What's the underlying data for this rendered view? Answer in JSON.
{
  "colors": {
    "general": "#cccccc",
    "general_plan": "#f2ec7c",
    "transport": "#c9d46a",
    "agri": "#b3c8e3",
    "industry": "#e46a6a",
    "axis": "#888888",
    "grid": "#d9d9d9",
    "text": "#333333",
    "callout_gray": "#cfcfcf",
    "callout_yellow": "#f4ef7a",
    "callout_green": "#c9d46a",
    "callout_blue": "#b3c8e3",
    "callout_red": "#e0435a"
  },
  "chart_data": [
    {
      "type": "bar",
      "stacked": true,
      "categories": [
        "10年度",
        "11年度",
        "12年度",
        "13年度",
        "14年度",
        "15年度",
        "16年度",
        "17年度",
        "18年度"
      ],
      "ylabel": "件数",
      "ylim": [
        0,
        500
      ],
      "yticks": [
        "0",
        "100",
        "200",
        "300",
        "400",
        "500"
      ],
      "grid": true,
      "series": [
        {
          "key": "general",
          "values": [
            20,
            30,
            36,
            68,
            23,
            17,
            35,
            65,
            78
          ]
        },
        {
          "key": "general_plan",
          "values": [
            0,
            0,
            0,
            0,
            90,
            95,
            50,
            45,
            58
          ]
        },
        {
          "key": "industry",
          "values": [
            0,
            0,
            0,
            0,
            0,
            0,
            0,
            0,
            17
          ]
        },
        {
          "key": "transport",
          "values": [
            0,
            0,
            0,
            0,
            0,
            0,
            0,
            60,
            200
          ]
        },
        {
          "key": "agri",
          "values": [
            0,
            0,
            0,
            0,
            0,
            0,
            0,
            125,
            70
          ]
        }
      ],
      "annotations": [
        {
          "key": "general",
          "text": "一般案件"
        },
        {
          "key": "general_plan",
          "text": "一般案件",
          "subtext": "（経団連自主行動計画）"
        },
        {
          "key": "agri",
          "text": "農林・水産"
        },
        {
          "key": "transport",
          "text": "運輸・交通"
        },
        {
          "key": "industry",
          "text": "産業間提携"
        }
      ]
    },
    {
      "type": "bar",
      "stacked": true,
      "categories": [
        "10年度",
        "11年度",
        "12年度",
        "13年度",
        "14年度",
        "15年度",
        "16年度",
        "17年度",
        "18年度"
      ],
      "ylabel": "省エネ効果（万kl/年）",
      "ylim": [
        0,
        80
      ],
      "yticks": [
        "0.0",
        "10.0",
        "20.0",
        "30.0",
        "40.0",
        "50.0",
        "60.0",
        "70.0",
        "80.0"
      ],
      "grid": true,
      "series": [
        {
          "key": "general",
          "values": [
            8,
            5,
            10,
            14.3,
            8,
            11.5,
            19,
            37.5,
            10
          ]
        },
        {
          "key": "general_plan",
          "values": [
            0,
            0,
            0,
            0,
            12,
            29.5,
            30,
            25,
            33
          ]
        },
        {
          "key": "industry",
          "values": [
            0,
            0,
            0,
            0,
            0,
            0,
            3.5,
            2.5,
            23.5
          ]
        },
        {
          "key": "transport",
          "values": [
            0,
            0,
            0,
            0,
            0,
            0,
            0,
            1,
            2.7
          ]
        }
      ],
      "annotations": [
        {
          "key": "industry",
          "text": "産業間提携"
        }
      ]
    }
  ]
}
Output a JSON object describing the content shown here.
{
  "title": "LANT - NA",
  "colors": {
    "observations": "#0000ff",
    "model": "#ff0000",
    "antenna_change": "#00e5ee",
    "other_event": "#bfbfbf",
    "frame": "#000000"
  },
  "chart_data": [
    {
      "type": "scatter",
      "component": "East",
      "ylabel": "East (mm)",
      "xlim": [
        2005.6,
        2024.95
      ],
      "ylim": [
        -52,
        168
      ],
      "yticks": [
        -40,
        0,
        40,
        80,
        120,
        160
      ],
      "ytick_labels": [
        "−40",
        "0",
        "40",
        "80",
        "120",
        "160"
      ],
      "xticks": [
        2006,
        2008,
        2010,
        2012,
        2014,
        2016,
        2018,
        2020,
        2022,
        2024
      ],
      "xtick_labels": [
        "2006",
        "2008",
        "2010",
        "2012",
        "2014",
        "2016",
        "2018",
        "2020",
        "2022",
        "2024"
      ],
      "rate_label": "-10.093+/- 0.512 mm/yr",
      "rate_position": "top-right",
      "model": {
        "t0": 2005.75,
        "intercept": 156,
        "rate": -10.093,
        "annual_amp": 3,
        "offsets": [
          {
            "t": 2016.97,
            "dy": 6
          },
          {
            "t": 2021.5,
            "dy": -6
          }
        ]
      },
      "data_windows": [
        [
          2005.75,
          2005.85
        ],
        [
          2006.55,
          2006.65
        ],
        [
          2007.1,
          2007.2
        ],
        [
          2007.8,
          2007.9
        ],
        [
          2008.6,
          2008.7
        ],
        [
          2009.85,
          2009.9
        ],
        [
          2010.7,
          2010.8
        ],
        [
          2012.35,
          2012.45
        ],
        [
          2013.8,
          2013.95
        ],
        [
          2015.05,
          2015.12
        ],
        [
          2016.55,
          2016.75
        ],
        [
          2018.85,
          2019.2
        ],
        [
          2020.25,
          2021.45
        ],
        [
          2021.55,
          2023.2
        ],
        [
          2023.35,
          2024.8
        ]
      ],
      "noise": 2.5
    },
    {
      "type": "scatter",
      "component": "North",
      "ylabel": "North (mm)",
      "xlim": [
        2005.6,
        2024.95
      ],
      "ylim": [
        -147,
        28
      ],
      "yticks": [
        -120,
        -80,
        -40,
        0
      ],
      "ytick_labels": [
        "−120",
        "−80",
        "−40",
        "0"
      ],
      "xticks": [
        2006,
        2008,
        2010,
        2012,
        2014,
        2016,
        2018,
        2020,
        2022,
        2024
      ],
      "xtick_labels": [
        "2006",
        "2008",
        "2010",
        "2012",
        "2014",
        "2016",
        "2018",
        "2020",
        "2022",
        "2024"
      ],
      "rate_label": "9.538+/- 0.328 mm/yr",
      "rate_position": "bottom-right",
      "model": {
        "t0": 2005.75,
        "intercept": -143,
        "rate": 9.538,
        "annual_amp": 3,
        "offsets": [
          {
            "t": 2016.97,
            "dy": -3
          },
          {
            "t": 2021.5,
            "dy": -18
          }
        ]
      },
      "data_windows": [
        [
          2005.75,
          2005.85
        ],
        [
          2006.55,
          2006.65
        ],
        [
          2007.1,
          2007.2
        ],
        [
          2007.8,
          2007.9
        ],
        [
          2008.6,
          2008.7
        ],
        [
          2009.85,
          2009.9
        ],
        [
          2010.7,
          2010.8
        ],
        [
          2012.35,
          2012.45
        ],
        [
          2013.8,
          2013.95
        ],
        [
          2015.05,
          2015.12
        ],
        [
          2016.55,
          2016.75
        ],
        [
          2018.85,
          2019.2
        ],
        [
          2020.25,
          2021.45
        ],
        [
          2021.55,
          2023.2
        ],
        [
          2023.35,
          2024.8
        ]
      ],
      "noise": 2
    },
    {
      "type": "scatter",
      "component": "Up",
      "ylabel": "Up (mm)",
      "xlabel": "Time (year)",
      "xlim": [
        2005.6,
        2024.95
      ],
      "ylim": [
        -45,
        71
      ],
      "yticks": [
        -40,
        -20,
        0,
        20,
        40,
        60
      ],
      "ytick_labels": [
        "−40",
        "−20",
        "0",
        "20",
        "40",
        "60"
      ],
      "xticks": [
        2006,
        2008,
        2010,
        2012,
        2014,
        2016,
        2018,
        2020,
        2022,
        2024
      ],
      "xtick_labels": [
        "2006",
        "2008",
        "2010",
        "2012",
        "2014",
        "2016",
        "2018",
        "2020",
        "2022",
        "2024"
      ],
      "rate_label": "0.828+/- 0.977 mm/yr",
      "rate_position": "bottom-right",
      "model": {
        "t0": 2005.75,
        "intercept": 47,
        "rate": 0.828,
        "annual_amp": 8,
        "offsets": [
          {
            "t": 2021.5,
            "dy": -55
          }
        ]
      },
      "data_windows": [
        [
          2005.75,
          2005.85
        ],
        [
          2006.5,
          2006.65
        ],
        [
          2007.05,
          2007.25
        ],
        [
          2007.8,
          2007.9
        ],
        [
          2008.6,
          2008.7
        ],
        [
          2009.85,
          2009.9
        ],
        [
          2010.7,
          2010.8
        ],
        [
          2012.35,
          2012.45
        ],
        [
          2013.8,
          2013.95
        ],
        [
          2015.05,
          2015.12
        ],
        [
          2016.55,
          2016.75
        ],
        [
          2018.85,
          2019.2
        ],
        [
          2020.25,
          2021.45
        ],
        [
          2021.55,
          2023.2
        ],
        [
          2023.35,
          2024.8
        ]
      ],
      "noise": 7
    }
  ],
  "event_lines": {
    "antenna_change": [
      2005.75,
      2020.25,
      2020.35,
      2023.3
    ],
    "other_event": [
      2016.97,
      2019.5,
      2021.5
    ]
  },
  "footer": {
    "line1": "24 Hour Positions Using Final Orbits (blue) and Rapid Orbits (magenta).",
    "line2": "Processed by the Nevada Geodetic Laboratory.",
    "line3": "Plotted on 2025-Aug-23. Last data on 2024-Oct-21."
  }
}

====================

Find how many lines of the entries contain "ylabel". Respond with the number only.

THE ANSWER
5